=== Exercise requirements ===
Locate the word "punto" in the data below, then copy every line that holds it.
** start of Records provided **
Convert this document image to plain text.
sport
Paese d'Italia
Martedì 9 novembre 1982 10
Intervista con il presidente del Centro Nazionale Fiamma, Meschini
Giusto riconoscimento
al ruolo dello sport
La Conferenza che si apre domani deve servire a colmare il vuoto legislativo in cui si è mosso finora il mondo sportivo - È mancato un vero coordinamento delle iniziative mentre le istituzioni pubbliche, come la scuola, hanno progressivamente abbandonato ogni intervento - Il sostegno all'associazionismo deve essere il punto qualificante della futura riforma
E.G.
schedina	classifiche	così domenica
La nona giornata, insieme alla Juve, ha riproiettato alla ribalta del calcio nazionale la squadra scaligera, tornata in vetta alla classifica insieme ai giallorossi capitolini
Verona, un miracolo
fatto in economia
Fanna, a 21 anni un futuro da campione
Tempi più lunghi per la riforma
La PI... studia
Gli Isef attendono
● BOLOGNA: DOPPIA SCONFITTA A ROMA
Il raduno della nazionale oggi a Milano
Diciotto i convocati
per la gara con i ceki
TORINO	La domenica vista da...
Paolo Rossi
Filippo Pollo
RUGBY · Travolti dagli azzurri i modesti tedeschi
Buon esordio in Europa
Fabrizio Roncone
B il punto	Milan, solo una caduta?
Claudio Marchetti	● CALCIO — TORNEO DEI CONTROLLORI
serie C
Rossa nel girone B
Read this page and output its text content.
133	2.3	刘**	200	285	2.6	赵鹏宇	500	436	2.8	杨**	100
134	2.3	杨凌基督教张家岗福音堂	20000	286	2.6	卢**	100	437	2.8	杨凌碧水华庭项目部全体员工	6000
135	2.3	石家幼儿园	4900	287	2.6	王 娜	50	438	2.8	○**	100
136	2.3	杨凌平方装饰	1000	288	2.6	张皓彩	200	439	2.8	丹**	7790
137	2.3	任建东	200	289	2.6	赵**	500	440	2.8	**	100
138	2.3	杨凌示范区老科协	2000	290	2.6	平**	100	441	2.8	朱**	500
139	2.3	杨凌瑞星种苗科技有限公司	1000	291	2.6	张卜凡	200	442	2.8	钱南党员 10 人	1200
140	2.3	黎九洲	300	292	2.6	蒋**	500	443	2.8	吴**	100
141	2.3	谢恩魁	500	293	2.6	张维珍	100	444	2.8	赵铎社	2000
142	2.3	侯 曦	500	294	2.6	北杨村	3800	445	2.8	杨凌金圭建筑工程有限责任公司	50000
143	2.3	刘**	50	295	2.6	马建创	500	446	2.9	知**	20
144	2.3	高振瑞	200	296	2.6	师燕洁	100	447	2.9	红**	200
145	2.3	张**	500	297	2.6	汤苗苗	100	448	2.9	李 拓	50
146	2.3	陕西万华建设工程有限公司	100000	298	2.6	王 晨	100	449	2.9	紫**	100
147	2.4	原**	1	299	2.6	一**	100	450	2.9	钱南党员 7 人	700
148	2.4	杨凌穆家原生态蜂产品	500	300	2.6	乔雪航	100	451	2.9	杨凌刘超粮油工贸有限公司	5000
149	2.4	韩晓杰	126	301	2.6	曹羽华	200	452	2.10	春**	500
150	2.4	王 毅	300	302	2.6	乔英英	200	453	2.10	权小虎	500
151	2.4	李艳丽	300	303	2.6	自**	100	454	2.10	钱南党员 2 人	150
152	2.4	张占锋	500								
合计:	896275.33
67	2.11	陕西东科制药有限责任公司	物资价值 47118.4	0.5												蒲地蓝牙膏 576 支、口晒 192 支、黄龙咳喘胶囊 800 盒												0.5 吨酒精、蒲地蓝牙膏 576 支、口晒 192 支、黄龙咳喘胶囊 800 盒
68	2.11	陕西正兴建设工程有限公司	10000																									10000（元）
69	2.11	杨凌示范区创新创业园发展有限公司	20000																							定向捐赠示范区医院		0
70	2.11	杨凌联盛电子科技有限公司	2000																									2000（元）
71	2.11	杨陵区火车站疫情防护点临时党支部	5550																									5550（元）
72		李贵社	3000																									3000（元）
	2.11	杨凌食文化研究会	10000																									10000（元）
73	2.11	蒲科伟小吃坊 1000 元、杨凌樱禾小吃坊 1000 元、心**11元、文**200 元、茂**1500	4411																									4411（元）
** end of Records provided **
=== Task response ===
La Conferenza che si apre domani deve servire a colmare il vuoto legislativo in cui si è mosso finora il mondo sportivo - È mancato un vero coordinamento delle iniziative mentre le istituzioni pubbliche, come la scuola, hanno progressivamente abbandonato ogni intervento - Il sostegno all'associazionismo deve essere il punto qualificante della futura riforma
B il punto	Milan, solo una caduta?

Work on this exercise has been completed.